**WHAT THIS TASK INVOLVES:**
Count how many lines hold the string "source", and give only that number.

— Start LISTED RECORDS —

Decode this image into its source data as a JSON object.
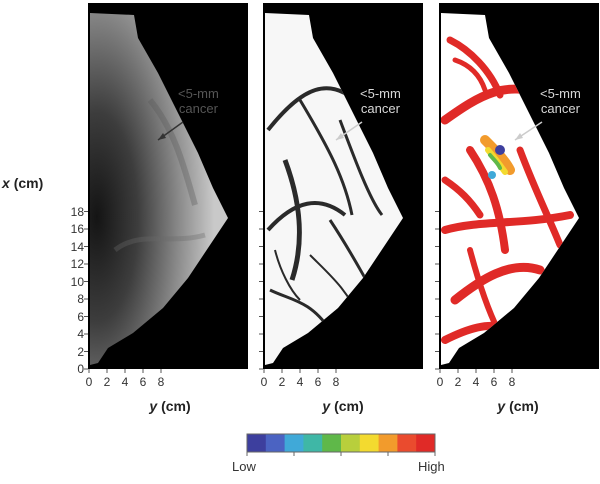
{
  "figure": {
    "panels": [
      {
        "name": "grayscale-map",
        "style": "gray"
      },
      {
        "name": "edge-map",
        "style": "edge"
      },
      {
        "name": "color-map",
        "style": "color"
      }
    ],
    "y_axis": {
      "label_var": "x",
      "label_unit": "(cm)",
      "ticks": [
        "0",
        "2",
        "4",
        "6",
        "8",
        "10",
        "12",
        "14",
        "16",
        "18"
      ]
    },
    "x_axis": {
      "label_var": "y",
      "label_unit": "(cm)",
      "ticks": [
        "0",
        "2",
        "4",
        "6",
        "8"
      ]
    },
    "annotation": {
      "line1": "<5-mm",
      "line2": "cancer"
    },
    "colorbar": {
      "low_label": "Low",
      "high_label": "High",
      "colors": [
        "#3d3f9e",
        "#4b63c2",
        "#40a9d8",
        "#3fb7a6",
        "#5fb849",
        "#b8cf3c",
        "#f3da2f",
        "#f29b2c",
        "#ea4b2e",
        "#e02a27"
      ]
    }
  }
}
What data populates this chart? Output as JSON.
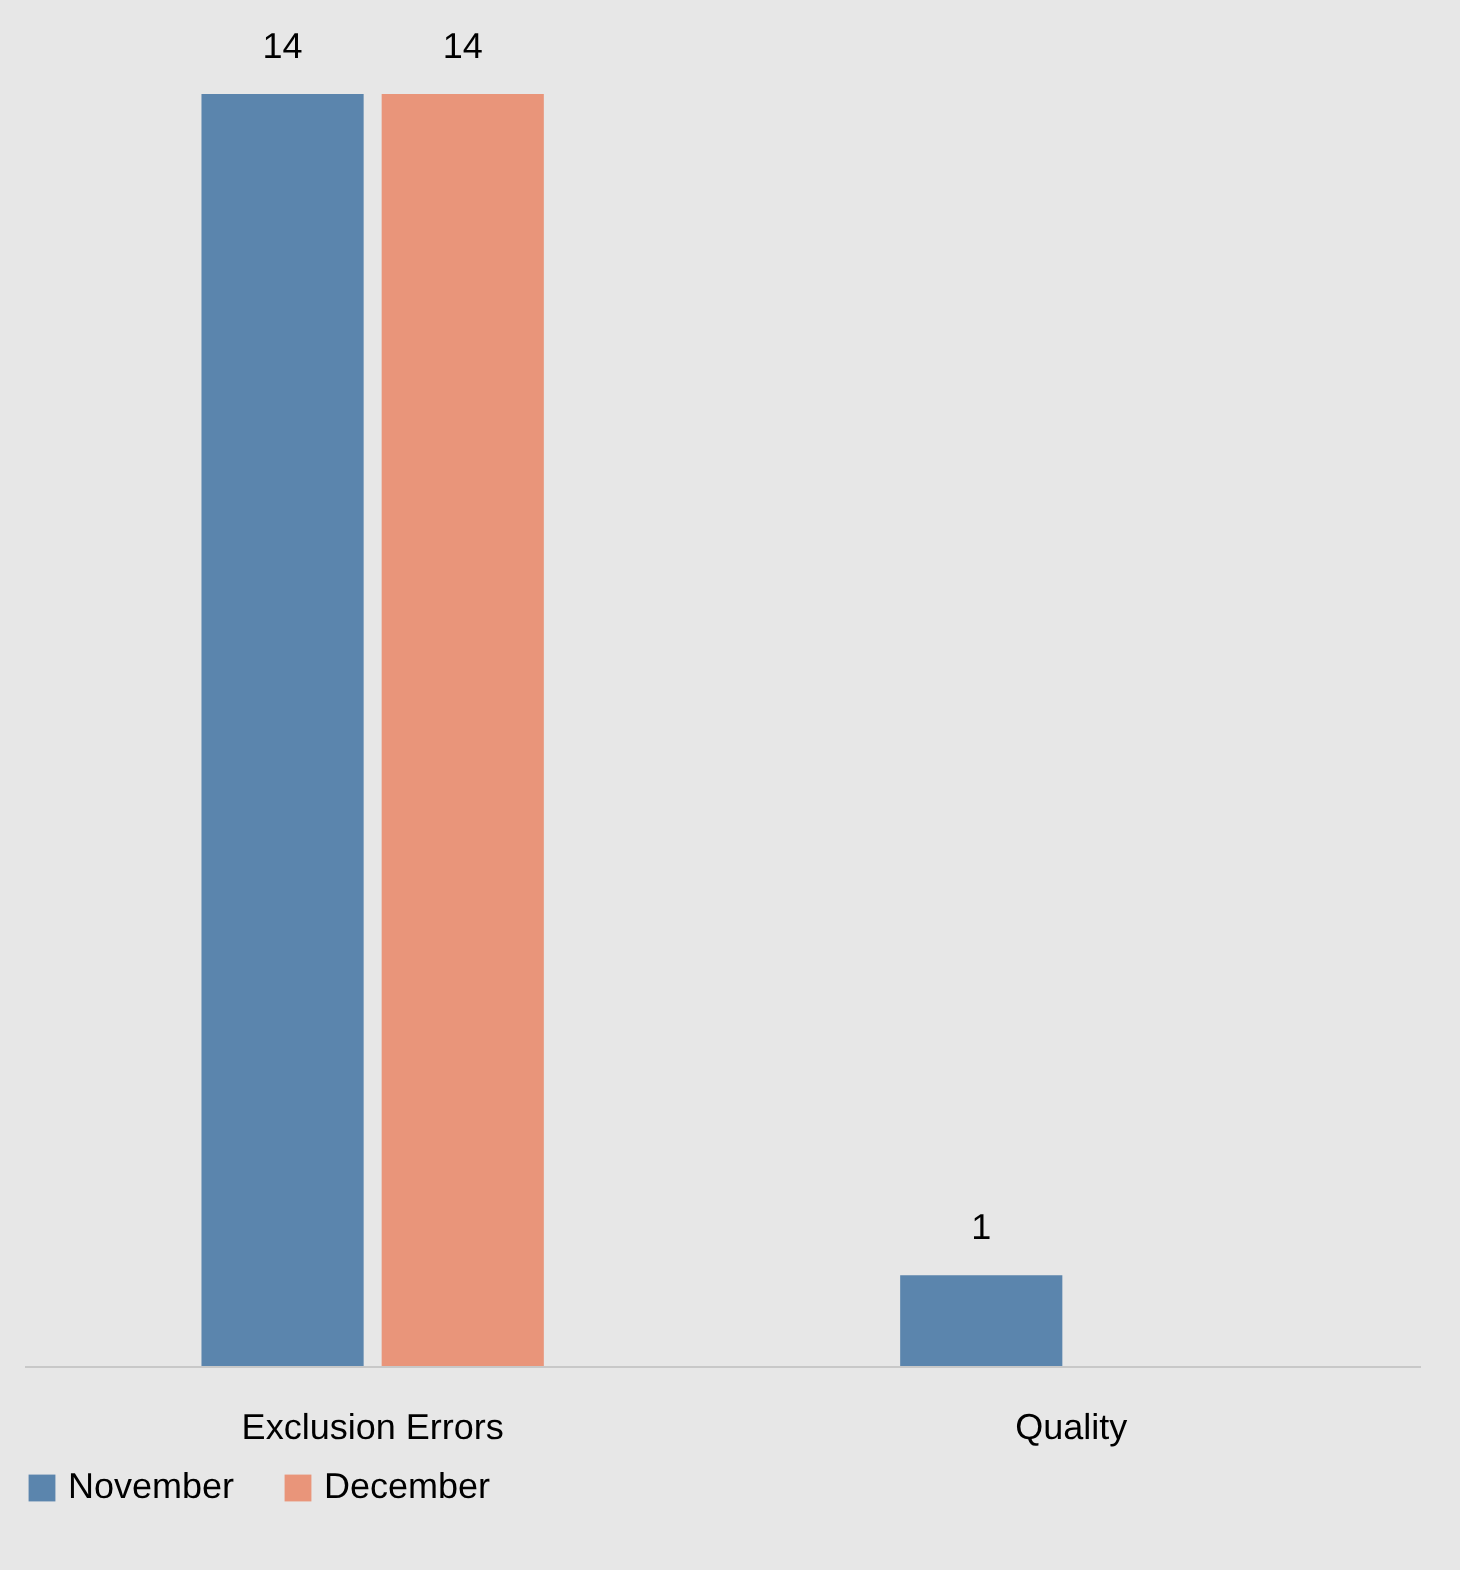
{
  "chart_data": {
    "type": "bar",
    "categories": [
      "Exclusion Errors",
      "Quality"
    ],
    "series": [
      {
        "name": "November",
        "color": "#5b85ad",
        "values": [
          14,
          1
        ]
      },
      {
        "name": "December",
        "color": "#e9957a",
        "values": [
          14,
          null
        ]
      }
    ],
    "data_labels": true,
    "legend": "bottom",
    "grid": false
  }
}
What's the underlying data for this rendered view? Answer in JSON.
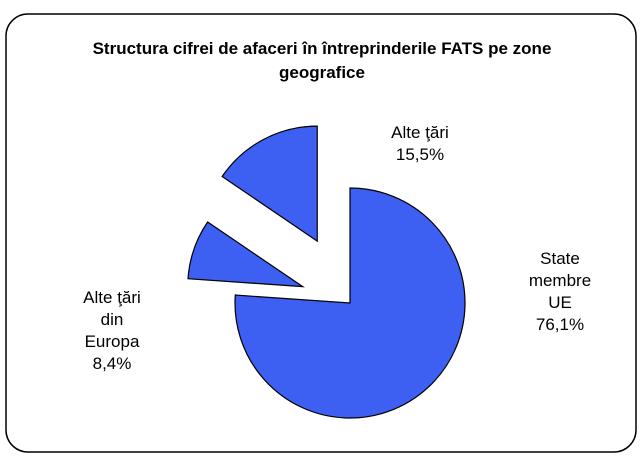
{
  "chart_data": {
    "type": "pie",
    "title": "Structura cifrei de afaceri în întreprinderile FATS pe zone geografice",
    "categories": [
      "State membre UE",
      "Alte ţări din Europa",
      "Alte ţări"
    ],
    "values": [
      76.1,
      8.4,
      15.5
    ],
    "value_labels": [
      "76,1%",
      "8,4%",
      "15,5%"
    ],
    "color": "#3d5ff2"
  }
}
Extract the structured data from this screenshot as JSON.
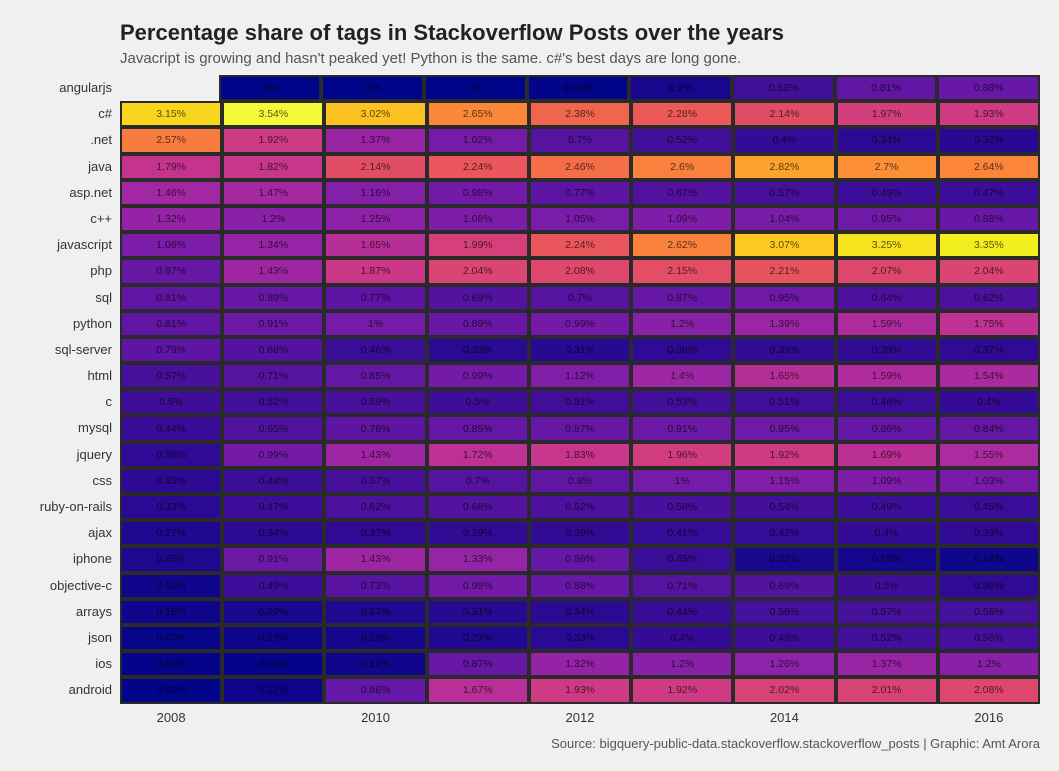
{
  "title": "Percentage share of tags in Stackoverflow Posts over the years",
  "subtitle": "Javacript is growing and hasn't peaked yet! Python is the same. c#'s best days are long gone.",
  "source": "Source: bigquery-public-data.stackoverflow.stackoverflow_posts | Graphic: Amt Arora",
  "background_color": "#f0f0f0",
  "cell_border_color": "#2a2a2a",
  "title_fontsize": 22,
  "subtitle_fontsize": 15,
  "label_fontsize": 13,
  "cell_fontsize": 10.5,
  "heatmap": {
    "type": "heatmap",
    "colorscale": "viridis-like (navy→purple→magenta→orange→yellow)",
    "value_min": 0.0,
    "value_max": 3.54,
    "cell_text_color": "rgba(0,0,0,0.65)",
    "years": [
      2008,
      2009,
      2010,
      2011,
      2012,
      2013,
      2014,
      2015,
      2016
    ],
    "x_tick_labels": [
      "2008",
      "",
      "2010",
      "",
      "2012",
      "",
      "2014",
      "",
      "2016"
    ],
    "tags": [
      "angularjs",
      "c#",
      ".net",
      "java",
      "asp.net",
      "c++",
      "javascript",
      "php",
      "sql",
      "python",
      "sql-server",
      "html",
      "c",
      "mysql",
      "jquery",
      "css",
      "ruby-on-rails",
      "ajax",
      "iphone",
      "objective-c",
      "arrays",
      "json",
      "ios",
      "android"
    ],
    "values": [
      [
        null,
        0,
        0,
        0,
        0.02,
        0.2,
        0.53,
        0.81,
        0.88
      ],
      [
        3.15,
        3.54,
        3.02,
        2.65,
        2.38,
        2.28,
        2.14,
        1.97,
        1.93
      ],
      [
        2.57,
        1.92,
        1.37,
        1.02,
        0.7,
        0.52,
        0.4,
        0.34,
        0.32
      ],
      [
        1.79,
        1.82,
        2.14,
        2.24,
        2.46,
        2.6,
        2.82,
        2.7,
        2.64
      ],
      [
        1.46,
        1.47,
        1.16,
        0.98,
        0.77,
        0.67,
        0.57,
        0.49,
        0.47
      ],
      [
        1.32,
        1.2,
        1.25,
        1.08,
        1.05,
        1.09,
        1.04,
        0.95,
        0.88
      ],
      [
        1.06,
        1.34,
        1.65,
        1.99,
        2.24,
        2.62,
        3.07,
        3.25,
        3.35
      ],
      [
        0.87,
        1.43,
        1.87,
        2.04,
        2.08,
        2.15,
        2.21,
        2.07,
        2.04
      ],
      [
        0.81,
        0.89,
        0.77,
        0.69,
        0.7,
        0.87,
        0.95,
        0.64,
        0.62
      ],
      [
        0.81,
        0.91,
        1,
        0.89,
        0.99,
        1.2,
        1.39,
        1.59,
        1.75
      ],
      [
        0.79,
        0.68,
        0.46,
        0.33,
        0.31,
        0.36,
        0.39,
        0.39,
        0.37
      ],
      [
        0.57,
        0.71,
        0.85,
        0.99,
        1.12,
        1.4,
        1.65,
        1.59,
        1.54
      ],
      [
        0.5,
        0.52,
        0.59,
        0.5,
        0.51,
        0.53,
        0.51,
        0.46,
        0.4
      ],
      [
        0.44,
        0.65,
        0.78,
        0.85,
        0.87,
        0.91,
        0.95,
        0.86,
        0.84
      ],
      [
        0.36,
        0.99,
        1.43,
        1.72,
        1.83,
        1.96,
        1.92,
        1.69,
        1.55
      ],
      [
        0.35,
        0.48,
        0.57,
        0.7,
        0.8,
        1,
        1.15,
        1.09,
        1.03
      ],
      [
        0.33,
        0.47,
        0.62,
        0.68,
        0.62,
        0.58,
        0.54,
        0.49,
        0.45
      ],
      [
        0.27,
        0.34,
        0.37,
        0.39,
        0.39,
        0.41,
        0.42,
        0.4,
        0.39
      ],
      [
        0.25,
        0.91,
        1.43,
        1.33,
        0.86,
        0.45,
        0.22,
        0.19,
        0.14
      ],
      [
        0.16,
        0.49,
        0.73,
        0.98,
        0.88,
        0.71,
        0.69,
        0.5,
        0.36
      ],
      [
        0.15,
        0.22,
        0.27,
        0.31,
        0.34,
        0.44,
        0.56,
        0.57,
        0.56
      ],
      [
        0.07,
        0.13,
        0.19,
        0.27,
        0.33,
        0.4,
        0.48,
        0.52,
        0.56
      ],
      [
        0.04,
        0.04,
        0.16,
        0.87,
        1.32,
        1.2,
        1.26,
        1.37,
        1.2
      ],
      [
        0.02,
        0.12,
        0.86,
        1.67,
        1.93,
        1.92,
        2.02,
        2.01,
        2.08
      ]
    ],
    "color_stops": [
      {
        "t": 0.0,
        "hex": "#000489"
      },
      {
        "t": 0.05,
        "hex": "#12068c"
      },
      {
        "t": 0.1,
        "hex": "#2e0a94"
      },
      {
        "t": 0.15,
        "hex": "#420f9a"
      },
      {
        "t": 0.2,
        "hex": "#5613a0"
      },
      {
        "t": 0.25,
        "hex": "#6818a6"
      },
      {
        "t": 0.3,
        "hex": "#7a1ca8"
      },
      {
        "t": 0.35,
        "hex": "#8c21a8"
      },
      {
        "t": 0.4,
        "hex": "#9e26a4"
      },
      {
        "t": 0.45,
        "hex": "#b02c9c"
      },
      {
        "t": 0.5,
        "hex": "#c23390"
      },
      {
        "t": 0.55,
        "hex": "#d03c80"
      },
      {
        "t": 0.58,
        "hex": "#dc4670"
      },
      {
        "t": 0.62,
        "hex": "#e65260"
      },
      {
        "t": 0.66,
        "hex": "#ee6052"
      },
      {
        "t": 0.7,
        "hex": "#f57046"
      },
      {
        "t": 0.74,
        "hex": "#fa823c"
      },
      {
        "t": 0.78,
        "hex": "#fd9832"
      },
      {
        "t": 0.82,
        "hex": "#feae2a"
      },
      {
        "t": 0.86,
        "hex": "#fdc522"
      },
      {
        "t": 0.9,
        "hex": "#f8dc1c"
      },
      {
        "t": 0.95,
        "hex": "#f2ef20"
      },
      {
        "t": 1.0,
        "hex": "#f5f938"
      }
    ]
  }
}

— End LISTED RECORDS —

**ANSWER TO THIS TASK:**
2